Required work ->
From the entries below, please gather each line containing the string "with".

Data shown ->
╔══

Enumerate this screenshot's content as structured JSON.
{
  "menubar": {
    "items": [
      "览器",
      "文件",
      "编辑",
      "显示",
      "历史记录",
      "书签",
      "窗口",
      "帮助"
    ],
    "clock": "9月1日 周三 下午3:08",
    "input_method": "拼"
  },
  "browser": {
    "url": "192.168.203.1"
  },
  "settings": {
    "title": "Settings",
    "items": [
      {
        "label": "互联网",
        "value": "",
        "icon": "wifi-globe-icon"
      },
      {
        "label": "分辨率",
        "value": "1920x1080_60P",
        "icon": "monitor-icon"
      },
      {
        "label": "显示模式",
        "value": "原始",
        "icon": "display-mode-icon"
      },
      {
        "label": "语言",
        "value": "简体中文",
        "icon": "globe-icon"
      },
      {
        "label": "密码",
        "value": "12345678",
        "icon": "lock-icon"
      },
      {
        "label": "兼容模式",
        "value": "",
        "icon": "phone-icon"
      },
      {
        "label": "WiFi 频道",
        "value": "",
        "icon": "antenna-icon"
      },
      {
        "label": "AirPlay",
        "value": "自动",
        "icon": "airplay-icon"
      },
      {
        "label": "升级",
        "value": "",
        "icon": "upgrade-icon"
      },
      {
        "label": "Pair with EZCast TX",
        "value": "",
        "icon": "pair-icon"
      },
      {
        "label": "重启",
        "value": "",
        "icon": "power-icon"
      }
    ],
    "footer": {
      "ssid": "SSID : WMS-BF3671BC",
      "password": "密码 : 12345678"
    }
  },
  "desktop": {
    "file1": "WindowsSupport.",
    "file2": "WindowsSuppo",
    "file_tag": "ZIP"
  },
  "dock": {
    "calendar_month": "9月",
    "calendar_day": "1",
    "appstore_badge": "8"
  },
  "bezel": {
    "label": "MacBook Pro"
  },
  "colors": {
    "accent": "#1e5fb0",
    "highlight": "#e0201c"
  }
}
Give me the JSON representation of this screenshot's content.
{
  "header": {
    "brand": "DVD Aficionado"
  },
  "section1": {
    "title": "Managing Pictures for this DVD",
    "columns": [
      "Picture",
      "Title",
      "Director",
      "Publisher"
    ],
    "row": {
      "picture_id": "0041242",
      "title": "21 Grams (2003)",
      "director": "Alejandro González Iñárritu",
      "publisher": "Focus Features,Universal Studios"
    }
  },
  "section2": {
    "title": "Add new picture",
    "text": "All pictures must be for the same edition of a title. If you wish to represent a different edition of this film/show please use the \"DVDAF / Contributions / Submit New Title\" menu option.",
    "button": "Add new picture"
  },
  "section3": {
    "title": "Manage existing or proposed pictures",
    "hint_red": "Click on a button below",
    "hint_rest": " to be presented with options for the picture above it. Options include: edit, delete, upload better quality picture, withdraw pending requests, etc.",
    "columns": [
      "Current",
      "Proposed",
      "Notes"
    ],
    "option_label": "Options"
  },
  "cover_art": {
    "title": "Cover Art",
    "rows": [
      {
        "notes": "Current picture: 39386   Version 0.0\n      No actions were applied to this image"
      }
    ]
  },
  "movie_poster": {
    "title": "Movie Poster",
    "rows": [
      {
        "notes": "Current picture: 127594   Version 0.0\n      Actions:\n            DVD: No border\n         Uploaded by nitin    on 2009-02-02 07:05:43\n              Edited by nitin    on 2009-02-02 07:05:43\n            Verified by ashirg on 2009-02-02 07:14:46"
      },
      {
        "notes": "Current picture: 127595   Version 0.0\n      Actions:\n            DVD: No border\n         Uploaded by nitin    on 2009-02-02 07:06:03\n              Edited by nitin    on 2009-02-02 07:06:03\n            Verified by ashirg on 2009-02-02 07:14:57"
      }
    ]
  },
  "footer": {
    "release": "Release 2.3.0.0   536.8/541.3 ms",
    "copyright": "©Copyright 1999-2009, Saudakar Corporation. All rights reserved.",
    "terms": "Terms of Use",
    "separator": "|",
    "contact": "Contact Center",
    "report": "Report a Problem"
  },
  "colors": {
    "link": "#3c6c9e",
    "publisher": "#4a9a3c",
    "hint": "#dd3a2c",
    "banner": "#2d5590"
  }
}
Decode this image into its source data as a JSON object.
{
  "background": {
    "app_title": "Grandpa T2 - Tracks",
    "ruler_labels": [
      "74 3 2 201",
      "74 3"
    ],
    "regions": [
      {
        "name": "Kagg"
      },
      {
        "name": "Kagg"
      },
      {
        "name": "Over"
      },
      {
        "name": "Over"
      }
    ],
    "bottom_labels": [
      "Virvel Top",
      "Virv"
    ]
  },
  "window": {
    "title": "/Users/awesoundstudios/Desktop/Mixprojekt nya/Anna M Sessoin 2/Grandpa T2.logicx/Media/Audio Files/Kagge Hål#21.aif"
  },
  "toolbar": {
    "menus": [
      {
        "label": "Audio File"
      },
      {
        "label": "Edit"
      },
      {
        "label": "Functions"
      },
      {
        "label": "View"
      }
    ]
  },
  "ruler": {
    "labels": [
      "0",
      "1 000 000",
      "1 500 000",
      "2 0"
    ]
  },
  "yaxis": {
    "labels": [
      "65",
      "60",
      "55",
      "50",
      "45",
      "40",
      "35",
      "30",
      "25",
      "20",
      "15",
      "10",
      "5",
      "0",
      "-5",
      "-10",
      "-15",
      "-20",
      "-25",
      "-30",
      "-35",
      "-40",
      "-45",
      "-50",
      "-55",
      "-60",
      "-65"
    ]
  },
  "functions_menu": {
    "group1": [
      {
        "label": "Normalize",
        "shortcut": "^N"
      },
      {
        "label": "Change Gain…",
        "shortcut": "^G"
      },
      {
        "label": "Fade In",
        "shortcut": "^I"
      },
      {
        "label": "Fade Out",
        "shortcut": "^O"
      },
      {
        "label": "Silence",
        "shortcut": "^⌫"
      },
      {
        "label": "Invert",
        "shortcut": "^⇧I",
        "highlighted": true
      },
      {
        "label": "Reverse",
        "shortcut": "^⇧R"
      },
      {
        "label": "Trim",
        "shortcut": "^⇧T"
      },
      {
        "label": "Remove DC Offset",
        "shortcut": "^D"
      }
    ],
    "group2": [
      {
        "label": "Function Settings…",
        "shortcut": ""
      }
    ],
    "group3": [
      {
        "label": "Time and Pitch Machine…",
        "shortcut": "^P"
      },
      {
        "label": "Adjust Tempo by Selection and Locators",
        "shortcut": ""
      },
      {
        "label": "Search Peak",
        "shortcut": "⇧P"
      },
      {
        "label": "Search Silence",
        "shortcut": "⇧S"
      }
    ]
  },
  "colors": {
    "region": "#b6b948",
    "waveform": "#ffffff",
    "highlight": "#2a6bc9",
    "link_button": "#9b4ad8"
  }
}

╚══

Task result ->
        "label": "Pair with EZCast TX",
    "hint_rest": " to be presented with options for the picture above it. Options include: edit, delete, upload better quality picture, withdraw pending requests, etc.",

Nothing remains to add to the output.